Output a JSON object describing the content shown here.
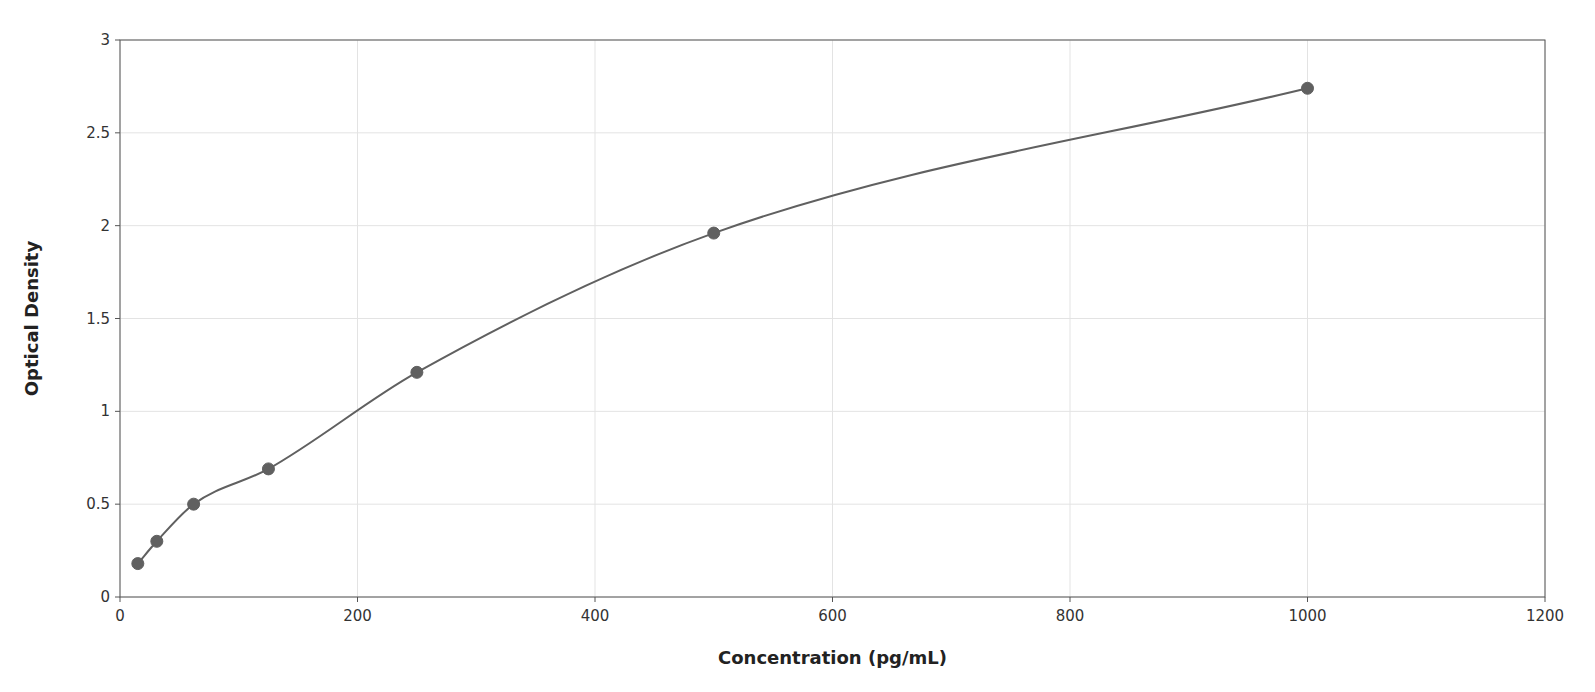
{
  "chart_data": {
    "type": "line",
    "x": [
      15,
      31,
      62,
      125,
      250,
      500,
      1000
    ],
    "series": [
      {
        "values": [
          0.18,
          0.3,
          0.5,
          0.69,
          1.21,
          1.96,
          2.74
        ],
        "color": "#606060",
        "marker": "circle",
        "line_style": "solid"
      }
    ],
    "xlabel": "Concentration (pg/mL)",
    "ylabel": "Optical Density",
    "xlim": [
      0,
      1200
    ],
    "ylim": [
      0,
      3
    ],
    "xticks": [
      0,
      200,
      400,
      600,
      800,
      1000,
      1200
    ],
    "yticks": [
      0,
      0.5,
      1,
      1.5,
      2,
      2.5,
      3
    ],
    "grid": true
  }
}
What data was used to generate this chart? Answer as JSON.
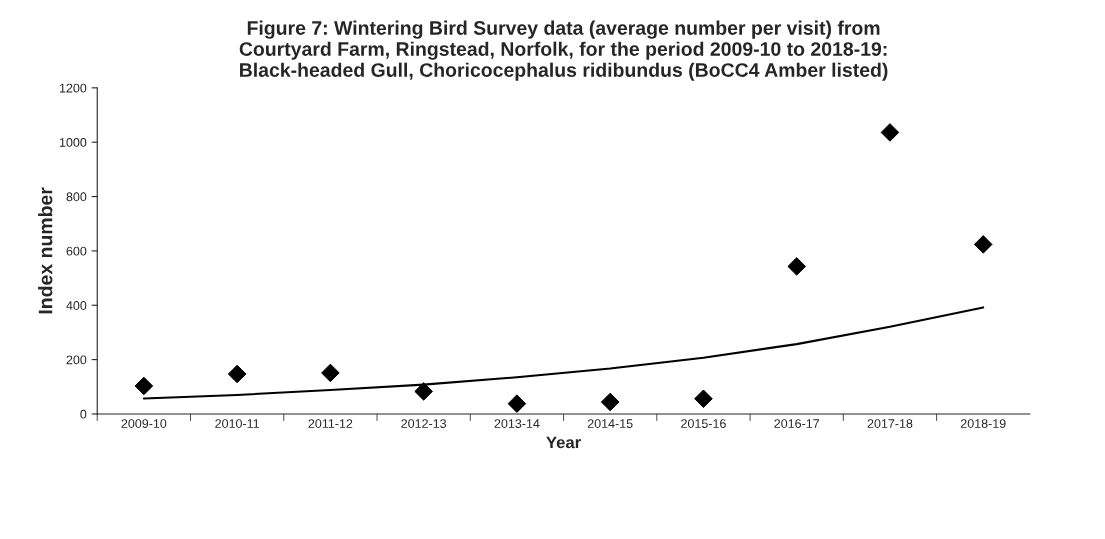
{
  "chart_data": {
    "type": "scatter",
    "title": "Figure 7: Wintering Bird Survey data (average number per visit) from\nCourtyard Farm, Ringstead, Norfolk, for the period 2009-10 to 2018-19:\nBlack-headed Gull, Choricocephalus ridibundus (BoCC4 Amber listed)",
    "xlabel": "Year",
    "ylabel": "Index number",
    "categories": [
      "2009-10",
      "2010-11",
      "2011-12",
      "2012-13",
      "2013-14",
      "2014-15",
      "2015-16",
      "2016-17",
      "2017-18",
      "2018-19"
    ],
    "series": [
      {
        "color": "#000000",
        "marker": "diamond",
        "values": [
          103,
          147,
          151,
          83,
          38,
          44,
          56,
          543,
          1036,
          624
        ]
      },
      {
        "type": "line",
        "color": "#000000",
        "marker": "none",
        "line_style": "solid",
        "values": [
          57,
          70,
          88,
          108,
          135,
          167,
          207,
          257,
          321,
          392
        ]
      }
    ],
    "ylim": [
      0,
      1200
    ],
    "yticks": [
      0,
      200,
      400,
      600,
      800,
      1000,
      1200
    ],
    "grid": false,
    "legend": false
  }
}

[What to do] Skip the images and write out the rest of the listing exactly.

[Result for this task]
Output a JSON object describing the content shown here.
{
  "chart_data": {
    "type": "line",
    "x": [
      15,
      31,
      62,
      125,
      250,
      500,
      1000
    ],
    "series": [
      {
        "values": [
          0.18,
          0.3,
          0.5,
          0.69,
          1.21,
          1.96,
          2.74
        ],
        "color": "#606060",
        "marker": "circle",
        "line_style": "solid"
      }
    ],
    "xlabel": "Concentration (pg/mL)",
    "ylabel": "Optical Density",
    "xlim": [
      0,
      1200
    ],
    "ylim": [
      0,
      3
    ],
    "xticks": [
      0,
      200,
      400,
      600,
      800,
      1000,
      1200
    ],
    "yticks": [
      0,
      0.5,
      1,
      1.5,
      2,
      2.5,
      3
    ],
    "grid": true
  }
}
What data was used to generate this chart? Answer as JSON.
{
  "chart_data": {
    "type": "scatter",
    "title": "Figure 7: Wintering Bird Survey data (average number per visit) from\nCourtyard Farm, Ringstead, Norfolk, for the period 2009-10 to 2018-19:\nBlack-headed Gull, Choricocephalus ridibundus (BoCC4 Amber listed)",
    "xlabel": "Year",
    "ylabel": "Index number",
    "categories": [
      "2009-10",
      "2010-11",
      "2011-12",
      "2012-13",
      "2013-14",
      "2014-15",
      "2015-16",
      "2016-17",
      "2017-18",
      "2018-19"
    ],
    "series": [
      {
        "color": "#000000",
        "marker": "diamond",
        "values": [
          103,
          147,
          151,
          83,
          38,
          44,
          56,
          543,
          1036,
          624
        ]
      },
      {
        "type": "line",
        "color": "#000000",
        "marker": "none",
        "line_style": "solid",
        "values": [
          57,
          70,
          88,
          108,
          135,
          167,
          207,
          257,
          321,
          392
        ]
      }
    ],
    "ylim": [
      0,
      1200
    ],
    "yticks": [
      0,
      200,
      400,
      600,
      800,
      1000,
      1200
    ],
    "grid": false,
    "legend": false
  }
}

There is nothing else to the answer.